··· Exercise data ···

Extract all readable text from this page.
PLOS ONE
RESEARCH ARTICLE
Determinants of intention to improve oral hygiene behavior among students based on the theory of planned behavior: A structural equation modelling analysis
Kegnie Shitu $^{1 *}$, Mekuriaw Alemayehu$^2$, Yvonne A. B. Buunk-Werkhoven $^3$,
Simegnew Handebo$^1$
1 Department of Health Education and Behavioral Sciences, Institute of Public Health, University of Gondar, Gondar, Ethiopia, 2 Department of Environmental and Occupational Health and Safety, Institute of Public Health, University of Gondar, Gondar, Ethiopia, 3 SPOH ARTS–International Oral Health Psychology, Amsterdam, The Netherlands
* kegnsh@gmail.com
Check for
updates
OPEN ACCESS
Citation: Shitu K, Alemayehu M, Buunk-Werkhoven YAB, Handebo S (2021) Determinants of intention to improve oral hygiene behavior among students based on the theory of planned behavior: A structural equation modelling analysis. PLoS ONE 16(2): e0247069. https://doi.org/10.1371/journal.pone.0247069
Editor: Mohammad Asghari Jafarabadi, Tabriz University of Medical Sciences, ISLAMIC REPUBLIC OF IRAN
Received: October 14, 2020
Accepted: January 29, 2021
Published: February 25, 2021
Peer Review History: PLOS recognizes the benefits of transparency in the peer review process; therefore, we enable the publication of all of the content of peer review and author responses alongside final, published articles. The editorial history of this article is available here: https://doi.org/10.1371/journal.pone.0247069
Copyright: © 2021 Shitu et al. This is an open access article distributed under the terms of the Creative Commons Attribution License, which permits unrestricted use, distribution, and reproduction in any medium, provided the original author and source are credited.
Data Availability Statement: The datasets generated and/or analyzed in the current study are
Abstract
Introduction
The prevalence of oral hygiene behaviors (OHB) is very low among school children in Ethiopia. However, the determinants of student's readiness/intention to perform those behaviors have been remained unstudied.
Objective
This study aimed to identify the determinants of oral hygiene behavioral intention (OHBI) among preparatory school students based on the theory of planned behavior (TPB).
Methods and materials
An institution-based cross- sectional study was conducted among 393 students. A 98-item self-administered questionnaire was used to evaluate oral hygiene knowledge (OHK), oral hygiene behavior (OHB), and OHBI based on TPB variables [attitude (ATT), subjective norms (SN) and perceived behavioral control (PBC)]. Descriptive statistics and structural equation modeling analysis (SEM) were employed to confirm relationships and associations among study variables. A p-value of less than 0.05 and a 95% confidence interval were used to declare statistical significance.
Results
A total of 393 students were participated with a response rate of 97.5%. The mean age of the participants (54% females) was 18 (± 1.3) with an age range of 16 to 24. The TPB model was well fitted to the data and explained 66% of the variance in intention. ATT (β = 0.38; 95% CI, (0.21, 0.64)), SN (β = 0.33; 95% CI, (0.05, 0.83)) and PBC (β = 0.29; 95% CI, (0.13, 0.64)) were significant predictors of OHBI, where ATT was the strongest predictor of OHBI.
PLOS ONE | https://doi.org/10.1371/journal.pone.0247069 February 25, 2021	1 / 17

···

Task to complete: How many lines of these entries contain "Buunk"? Answer with the number and nothing else.

Exercise result: 2